§ Required work: Every record below should be printed exactly as given.

§ Records shown:
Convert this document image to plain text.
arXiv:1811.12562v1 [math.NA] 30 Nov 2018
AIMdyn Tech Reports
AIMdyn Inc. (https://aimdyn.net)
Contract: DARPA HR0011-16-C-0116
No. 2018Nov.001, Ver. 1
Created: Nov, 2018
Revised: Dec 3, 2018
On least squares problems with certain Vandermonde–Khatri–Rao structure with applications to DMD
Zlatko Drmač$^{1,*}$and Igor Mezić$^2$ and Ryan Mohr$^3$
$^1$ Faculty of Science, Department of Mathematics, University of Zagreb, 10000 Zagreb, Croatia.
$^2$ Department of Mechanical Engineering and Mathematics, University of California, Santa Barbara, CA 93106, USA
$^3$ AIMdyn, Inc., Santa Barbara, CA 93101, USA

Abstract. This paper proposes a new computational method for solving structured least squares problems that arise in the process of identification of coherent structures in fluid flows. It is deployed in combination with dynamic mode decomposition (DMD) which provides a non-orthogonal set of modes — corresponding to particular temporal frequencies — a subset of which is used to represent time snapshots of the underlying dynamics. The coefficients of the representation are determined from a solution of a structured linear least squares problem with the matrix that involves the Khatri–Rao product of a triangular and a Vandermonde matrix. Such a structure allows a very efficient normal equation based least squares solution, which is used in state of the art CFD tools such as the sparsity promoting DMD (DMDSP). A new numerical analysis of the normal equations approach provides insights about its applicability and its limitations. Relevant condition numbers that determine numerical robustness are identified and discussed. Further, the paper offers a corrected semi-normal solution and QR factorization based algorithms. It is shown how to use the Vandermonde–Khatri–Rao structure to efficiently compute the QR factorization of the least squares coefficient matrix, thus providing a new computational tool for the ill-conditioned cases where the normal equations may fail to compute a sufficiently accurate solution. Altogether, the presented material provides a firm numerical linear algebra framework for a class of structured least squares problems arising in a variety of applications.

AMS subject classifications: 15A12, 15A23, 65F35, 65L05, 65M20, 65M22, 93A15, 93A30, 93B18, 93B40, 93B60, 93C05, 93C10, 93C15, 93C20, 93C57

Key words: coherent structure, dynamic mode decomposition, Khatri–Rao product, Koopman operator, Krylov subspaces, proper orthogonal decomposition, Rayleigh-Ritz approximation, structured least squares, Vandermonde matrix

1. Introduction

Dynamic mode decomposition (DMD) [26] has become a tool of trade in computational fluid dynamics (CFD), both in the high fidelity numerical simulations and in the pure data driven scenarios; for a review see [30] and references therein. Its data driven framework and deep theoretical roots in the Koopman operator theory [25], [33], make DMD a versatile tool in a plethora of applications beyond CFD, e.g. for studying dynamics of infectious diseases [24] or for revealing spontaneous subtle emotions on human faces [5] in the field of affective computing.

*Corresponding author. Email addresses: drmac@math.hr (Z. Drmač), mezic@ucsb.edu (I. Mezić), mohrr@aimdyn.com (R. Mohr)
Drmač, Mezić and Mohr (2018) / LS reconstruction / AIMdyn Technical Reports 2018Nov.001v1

§ Response to the task:
Convert this document image to plain text.
arXiv:1811.12562v1 [math.NA] 30 Nov 2018
AIMdyn Tech Reports
AIMdyn Inc. (https://aimdyn.net)
Contract: DARPA HR0011-16-C-0116
No. 2018Nov.001, Ver. 1
Created: Nov, 2018
Revised: Dec 3, 2018
On least squares problems with certain Vandermonde–Khatri–Rao structure with applications to DMD
Zlatko Drmač$^{1,*}$and Igor Mezić$^2$ and Ryan Mohr$^3$
$^1$ Faculty of Science, Department of Mathematics, University of Zagreb, 10000 Zagreb, Croatia.
$^2$ Department of Mechanical Engineering and Mathematics, University of California, Santa Barbara, CA 93106, USA
$^3$ AIMdyn, Inc., Santa Barbara, CA 93101, USA

Abstract. This paper proposes a new computational method for solving structured least squares problems that arise in the process of identification of coherent structures in fluid flows. It is deployed in combination with dynamic mode decomposition (DMD) which provides a non-orthogonal set of modes — corresponding to particular temporal frequencies — a subset of which is used to represent time snapshots of the underlying dynamics. The coefficients of the representation are determined from a solution of a structured linear least squares problem with the matrix that involves the Khatri–Rao product of a triangular and a Vandermonde matrix. Such a structure allows a very efficient normal equation based least squares solution, which is used in state of the art CFD tools such as the sparsity promoting DMD (DMDSP). A new numerical analysis of the normal equations approach provides insights about its applicability and its limitations. Relevant condition numbers that determine numerical robustness are identified and discussed. Further, the paper offers a corrected semi-normal solution and QR factorization based algorithms. It is shown how to use the Vandermonde–Khatri–Rao structure to efficiently compute the QR factorization of the least squares coefficient matrix, thus providing a new computational tool for the ill-conditioned cases where the normal equations may fail to compute a sufficiently accurate solution. Altogether, the presented material provides a firm numerical linear algebra framework for a class of structured least squares problems arising in a variety of applications.

AMS subject classifications: 15A12, 15A23, 65F35, 65L05, 65M20, 65M22, 93A15, 93A30, 93B18, 93B40, 93B60, 93C05, 93C10, 93C15, 93C20, 93C57

Key words: coherent structure, dynamic mode decomposition, Khatri–Rao product, Koopman operator, Krylov subspaces, proper orthogonal decomposition, Rayleigh-Ritz approximation, structured least squares, Vandermonde matrix

1. Introduction

Dynamic mode decomposition (DMD) [26] has become a tool of trade in computational fluid dynamics (CFD), both in the high fidelity numerical simulations and in the pure data driven scenarios; for a review see [30] and references therein. Its data driven framework and deep theoretical roots in the Koopman operator theory [25], [33], make DMD a versatile tool in a plethora of applications beyond CFD, e.g. for studying dynamics of infectious diseases [24] or for revealing spontaneous subtle emotions on human faces [5] in the field of affective computing.

*Corresponding author. Email addresses: drmac@math.hr (Z. Drmač), mezic@ucsb.edu (I. Mezić), mohrr@aimdyn.com (R. Mohr)
Drmač, Mezić and Mohr (2018) / LS reconstruction / AIMdyn Technical Reports 2018Nov.001v1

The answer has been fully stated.